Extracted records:
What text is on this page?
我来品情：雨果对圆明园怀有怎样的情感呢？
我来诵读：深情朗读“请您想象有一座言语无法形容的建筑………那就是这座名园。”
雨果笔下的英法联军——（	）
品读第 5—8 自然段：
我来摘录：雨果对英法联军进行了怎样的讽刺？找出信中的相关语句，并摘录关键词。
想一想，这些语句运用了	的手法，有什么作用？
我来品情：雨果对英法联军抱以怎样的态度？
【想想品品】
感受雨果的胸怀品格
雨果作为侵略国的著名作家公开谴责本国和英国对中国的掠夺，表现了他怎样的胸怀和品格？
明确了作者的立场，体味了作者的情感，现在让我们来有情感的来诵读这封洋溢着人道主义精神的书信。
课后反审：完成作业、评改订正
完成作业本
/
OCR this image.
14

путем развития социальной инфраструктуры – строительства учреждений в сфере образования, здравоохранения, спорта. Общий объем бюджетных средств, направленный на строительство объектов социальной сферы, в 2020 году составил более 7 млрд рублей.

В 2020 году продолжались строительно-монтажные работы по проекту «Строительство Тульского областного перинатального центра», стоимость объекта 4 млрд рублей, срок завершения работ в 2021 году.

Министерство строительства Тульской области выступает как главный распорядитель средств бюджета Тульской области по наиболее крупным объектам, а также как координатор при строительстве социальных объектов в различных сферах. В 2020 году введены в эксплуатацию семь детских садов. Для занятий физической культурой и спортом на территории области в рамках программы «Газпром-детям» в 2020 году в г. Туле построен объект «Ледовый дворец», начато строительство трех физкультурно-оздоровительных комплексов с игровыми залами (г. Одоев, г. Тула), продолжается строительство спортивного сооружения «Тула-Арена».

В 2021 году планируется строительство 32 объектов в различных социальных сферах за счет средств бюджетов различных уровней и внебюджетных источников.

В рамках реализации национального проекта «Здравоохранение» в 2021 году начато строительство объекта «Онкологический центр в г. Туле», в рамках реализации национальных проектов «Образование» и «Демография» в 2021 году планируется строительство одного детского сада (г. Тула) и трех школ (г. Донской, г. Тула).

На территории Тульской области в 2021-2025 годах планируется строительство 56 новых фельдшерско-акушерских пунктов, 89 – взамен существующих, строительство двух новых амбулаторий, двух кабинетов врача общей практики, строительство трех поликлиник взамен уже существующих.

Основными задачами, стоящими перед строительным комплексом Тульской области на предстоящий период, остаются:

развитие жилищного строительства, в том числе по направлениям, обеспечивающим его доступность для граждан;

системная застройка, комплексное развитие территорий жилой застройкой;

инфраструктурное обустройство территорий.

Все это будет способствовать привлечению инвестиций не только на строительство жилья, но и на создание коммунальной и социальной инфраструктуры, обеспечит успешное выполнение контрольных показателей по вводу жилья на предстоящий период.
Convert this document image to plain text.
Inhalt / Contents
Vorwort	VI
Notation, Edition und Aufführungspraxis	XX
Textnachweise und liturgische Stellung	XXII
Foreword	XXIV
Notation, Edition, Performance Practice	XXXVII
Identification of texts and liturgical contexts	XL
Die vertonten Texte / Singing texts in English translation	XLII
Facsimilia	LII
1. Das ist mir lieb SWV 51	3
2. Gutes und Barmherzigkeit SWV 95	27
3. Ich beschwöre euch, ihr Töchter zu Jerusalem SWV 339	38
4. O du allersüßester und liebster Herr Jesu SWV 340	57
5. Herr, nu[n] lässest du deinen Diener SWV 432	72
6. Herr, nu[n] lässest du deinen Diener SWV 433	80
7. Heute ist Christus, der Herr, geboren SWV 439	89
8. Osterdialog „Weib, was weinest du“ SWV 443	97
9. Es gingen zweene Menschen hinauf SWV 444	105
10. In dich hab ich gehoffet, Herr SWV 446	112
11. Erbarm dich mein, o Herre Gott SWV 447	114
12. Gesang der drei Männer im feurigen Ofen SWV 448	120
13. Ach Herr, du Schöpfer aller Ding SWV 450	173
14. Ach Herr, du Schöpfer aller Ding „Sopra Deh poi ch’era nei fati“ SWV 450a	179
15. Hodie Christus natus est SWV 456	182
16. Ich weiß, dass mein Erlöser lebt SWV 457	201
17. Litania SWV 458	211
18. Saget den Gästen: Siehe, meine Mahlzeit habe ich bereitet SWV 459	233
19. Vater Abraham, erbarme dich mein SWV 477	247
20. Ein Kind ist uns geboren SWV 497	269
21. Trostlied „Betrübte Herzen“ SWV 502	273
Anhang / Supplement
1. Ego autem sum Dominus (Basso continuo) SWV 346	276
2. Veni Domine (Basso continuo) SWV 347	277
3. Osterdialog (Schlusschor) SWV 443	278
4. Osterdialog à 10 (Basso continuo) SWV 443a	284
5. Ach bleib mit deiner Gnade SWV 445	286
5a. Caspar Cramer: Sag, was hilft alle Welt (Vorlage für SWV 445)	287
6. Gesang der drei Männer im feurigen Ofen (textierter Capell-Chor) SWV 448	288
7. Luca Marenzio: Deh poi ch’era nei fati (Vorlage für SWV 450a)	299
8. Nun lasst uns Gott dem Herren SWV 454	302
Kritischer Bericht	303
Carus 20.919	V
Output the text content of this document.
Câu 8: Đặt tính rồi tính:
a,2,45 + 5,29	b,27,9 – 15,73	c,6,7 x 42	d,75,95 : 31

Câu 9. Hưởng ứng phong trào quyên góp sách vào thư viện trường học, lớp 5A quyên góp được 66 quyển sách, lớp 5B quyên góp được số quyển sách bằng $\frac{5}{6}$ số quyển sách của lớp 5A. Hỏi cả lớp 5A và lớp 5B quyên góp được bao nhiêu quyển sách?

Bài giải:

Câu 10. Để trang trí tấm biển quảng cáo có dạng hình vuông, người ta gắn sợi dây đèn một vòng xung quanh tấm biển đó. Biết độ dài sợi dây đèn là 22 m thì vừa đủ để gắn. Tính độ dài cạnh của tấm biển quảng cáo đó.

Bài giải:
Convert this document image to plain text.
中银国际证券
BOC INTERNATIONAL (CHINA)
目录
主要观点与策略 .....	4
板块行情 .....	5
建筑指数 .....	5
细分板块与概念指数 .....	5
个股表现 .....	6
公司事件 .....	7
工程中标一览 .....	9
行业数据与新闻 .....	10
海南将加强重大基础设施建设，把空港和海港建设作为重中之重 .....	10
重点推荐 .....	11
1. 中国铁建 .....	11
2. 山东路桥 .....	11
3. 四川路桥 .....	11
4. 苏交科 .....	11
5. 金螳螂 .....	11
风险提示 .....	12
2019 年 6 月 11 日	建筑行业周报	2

What to do
Copy out each line exactly.

Expected output
What text is on this page?
我来品情：雨果对圆明园怀有怎样的情感呢？
我来诵读：深情朗读“请您想象有一座言语无法形容的建筑………那就是这座名园。”
雨果笔下的英法联军——（	）
品读第 5—8 自然段：
我来摘录：雨果对英法联军进行了怎样的讽刺？找出信中的相关语句，并摘录关键词。
想一想，这些语句运用了	的手法，有什么作用？
我来品情：雨果对英法联军抱以怎样的态度？
【想想品品】
感受雨果的胸怀品格
雨果作为侵略国的著名作家公开谴责本国和英国对中国的掠夺，表现了他怎样的胸怀和品格？
明确了作者的立场，体味了作者的情感，现在让我们来有情感的来诵读这封洋溢着人道主义精神的书信。
课后反审：完成作业、评改订正
完成作业本
/
OCR this image.
14

путем развития социальной инфраструктуры – строительства учреждений в сфере образования, здравоохранения, спорта. Общий объем бюджетных средств, направленный на строительство объектов социальной сферы, в 2020 году составил более 7 млрд рублей.

В 2020 году продолжались строительно-монтажные работы по проекту «Строительство Тульского областного перинатального центра», стоимость объекта 4 млрд рублей, срок завершения работ в 2021 году.

Министерство строительства Тульской области выступает как главный распорядитель средств бюджета Тульской области по наиболее крупным объектам, а также как координатор при строительстве социальных объектов в различных сферах. В 2020 году введены в эксплуатацию семь детских садов. Для занятий физической культурой и спортом на территории области в рамках программы «Газпром-детям» в 2020 году в г. Туле построен объект «Ледовый дворец», начато строительство трех физкультурно-оздоровительных комплексов с игровыми залами (г. Одоев, г. Тула), продолжается строительство спортивного сооружения «Тула-Арена».

В 2021 году планируется строительство 32 объектов в различных социальных сферах за счет средств бюджетов различных уровней и внебюджетных источников.

В рамках реализации национального проекта «Здравоохранение» в 2021 году начато строительство объекта «Онкологический центр в г. Туле», в рамках реализации национальных проектов «Образование» и «Демография» в 2021 году планируется строительство одного детского сада (г. Тула) и трех школ (г. Донской, г. Тула).

На территории Тульской области в 2021-2025 годах планируется строительство 56 новых фельдшерско-акушерских пунктов, 89 – взамен существующих, строительство двух новых амбулаторий, двух кабинетов врача общей практики, строительство трех поликлиник взамен уже существующих.

Основными задачами, стоящими перед строительным комплексом Тульской области на предстоящий период, остаются:

развитие жилищного строительства, в том числе по направлениям, обеспечивающим его доступность для граждан;

системная застройка, комплексное развитие территорий жилой застройкой;

инфраструктурное обустройство территорий.

Все это будет способствовать привлечению инвестиций не только на строительство жилья, но и на создание коммунальной и социальной инфраструктуры, обеспечит успешное выполнение контрольных показателей по вводу жилья на предстоящий период.
Convert this document image to plain text.
Inhalt / Contents
Vorwort	VI
Notation, Edition und Aufführungspraxis	XX
Textnachweise und liturgische Stellung	XXII
Foreword	XXIV
Notation, Edition, Performance Practice	XXXVII
Identification of texts and liturgical contexts	XL
Die vertonten Texte / Singing texts in English translation	XLII
Facsimilia	LII
1. Das ist mir lieb SWV 51	3
2. Gutes und Barmherzigkeit SWV 95	27
3. Ich beschwöre euch, ihr Töchter zu Jerusalem SWV 339	38
4. O du allersüßester und liebster Herr Jesu SWV 340	57
5. Herr, nu[n] lässest du deinen Diener SWV 432	72
6. Herr, nu[n] lässest du deinen Diener SWV 433	80
7. Heute ist Christus, der Herr, geboren SWV 439	89
8. Osterdialog „Weib, was weinest du“ SWV 443	97
9. Es gingen zweene Menschen hinauf SWV 444	105
10. In dich hab ich gehoffet, Herr SWV 446	112
11. Erbarm dich mein, o Herre Gott SWV 447	114
12. Gesang der drei Männer im feurigen Ofen SWV 448	120
13. Ach Herr, du Schöpfer aller Ding SWV 450	173
14. Ach Herr, du Schöpfer aller Ding „Sopra Deh poi ch’era nei fati“ SWV 450a	179
15. Hodie Christus natus est SWV 456	182
16. Ich weiß, dass mein Erlöser lebt SWV 457	201
17. Litania SWV 458	211
18. Saget den Gästen: Siehe, meine Mahlzeit habe ich bereitet SWV 459	233
19. Vater Abraham, erbarme dich mein SWV 477	247
20. Ein Kind ist uns geboren SWV 497	269
21. Trostlied „Betrübte Herzen“ SWV 502	273
Anhang / Supplement
1. Ego autem sum Dominus (Basso continuo) SWV 346	276
2. Veni Domine (Basso continuo) SWV 347	277
3. Osterdialog (Schlusschor) SWV 443	278
4. Osterdialog à 10 (Basso continuo) SWV 443a	284
5. Ach bleib mit deiner Gnade SWV 445	286
5a. Caspar Cramer: Sag, was hilft alle Welt (Vorlage für SWV 445)	287
6. Gesang der drei Männer im feurigen Ofen (textierter Capell-Chor) SWV 448	288
7. Luca Marenzio: Deh poi ch’era nei fati (Vorlage für SWV 450a)	299
8. Nun lasst uns Gott dem Herren SWV 454	302
Kritischer Bericht	303
Carus 20.919	V
Output the text content of this document.
Câu 8: Đặt tính rồi tính:
a,2,45 + 5,29	b,27,9 – 15,73	c,6,7 x 42	d,75,95 : 31

Câu 9. Hưởng ứng phong trào quyên góp sách vào thư viện trường học, lớp 5A quyên góp được 66 quyển sách, lớp 5B quyên góp được số quyển sách bằng $\frac{5}{6}$ số quyển sách của lớp 5A. Hỏi cả lớp 5A và lớp 5B quyên góp được bao nhiêu quyển sách?

Bài giải:

Câu 10. Để trang trí tấm biển quảng cáo có dạng hình vuông, người ta gắn sợi dây đèn một vòng xung quanh tấm biển đó. Biết độ dài sợi dây đèn là 22 m thì vừa đủ để gắn. Tính độ dài cạnh của tấm biển quảng cáo đó.

Bài giải:
Convert this document image to plain text.
中银国际证券
BOC INTERNATIONAL (CHINA)
目录
主要观点与策略 .....	4
板块行情 .....	5
建筑指数 .....	5
细分板块与概念指数 .....	5
个股表现 .....	6
公司事件 .....	7
工程中标一览 .....	9
行业数据与新闻 .....	10
海南将加强重大基础设施建设，把空港和海港建设作为重中之重 .....	10
重点推荐 .....	11
1. 中国铁建 .....	11
2. 山东路桥 .....	11
3. 四川路桥 .....	11
4. 苏交科 .....	11
5. 金螳螂 .....	11
风险提示 .....	12
2019 年 6 月 11 日	建筑行业周报	2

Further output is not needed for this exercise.